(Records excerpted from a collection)
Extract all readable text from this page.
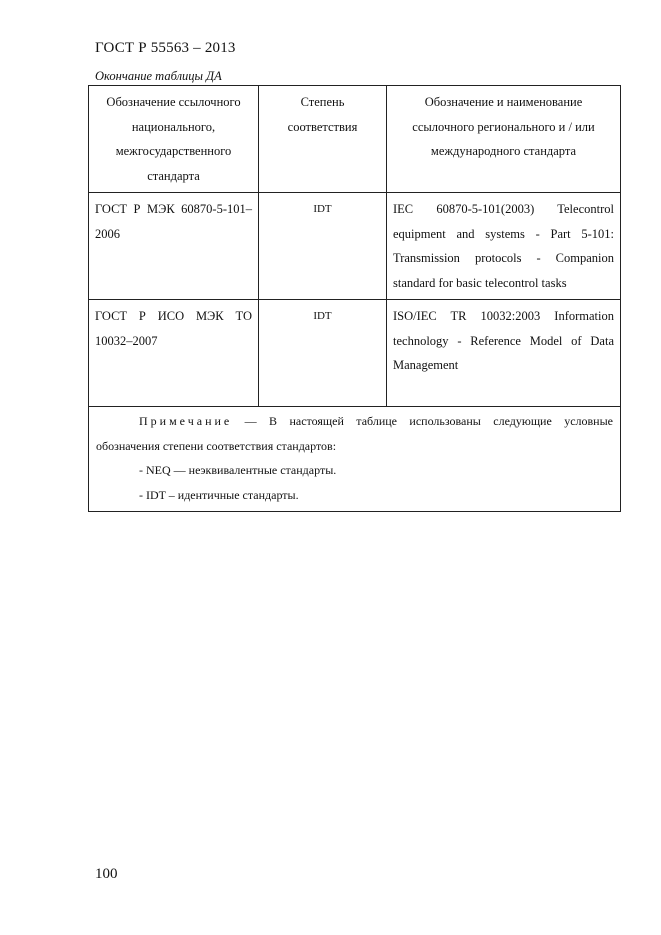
ГОСТ Р 55563 – 2013
Окончание таблицы ДА
Обозначение ссылочного национального, межгосударственного стандарта	Степень соответствия	Обозначение и наименование ссылочного регионального и / или международного стандарта
ГОСТ Р МЭК 60870-5-101–2006	IDT	IEC 60870-5-101(2003) Telecontrol equipment and systems - Part 5-101: Transmission protocols - Companion standard for basic telecontrol tasks
ГОСТ Р ИСО МЭК ТО 10032–2007	IDT	ISO/IEC TR 10032:2003 Information technology - Reference Model of Data Management

Примечание — В настоящей таблице использованы следующие условные обозначения степени соответствия стандартов:

- NEQ — неэквивалентные стандарты.

- IDT – идентичные стандарты.		

100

WHAT YOU NEED TO DO: Which lines of the data include "ГОСТ"? Copy each of them.

SOLUTION TO THE PROBLEM:
ГОСТ Р 55563 – 2013
ГОСТ Р МЭК 60870-5-101–2006	IDT	IEC 60870-5-101(2003) Telecontrol equipment and systems - Part 5-101: Transmission protocols - Companion standard for basic telecontrol tasks
ГОСТ Р ИСО МЭК ТО 10032–2007	IDT	ISO/IEC TR 10032:2003 Information technology - Reference Model of Data Management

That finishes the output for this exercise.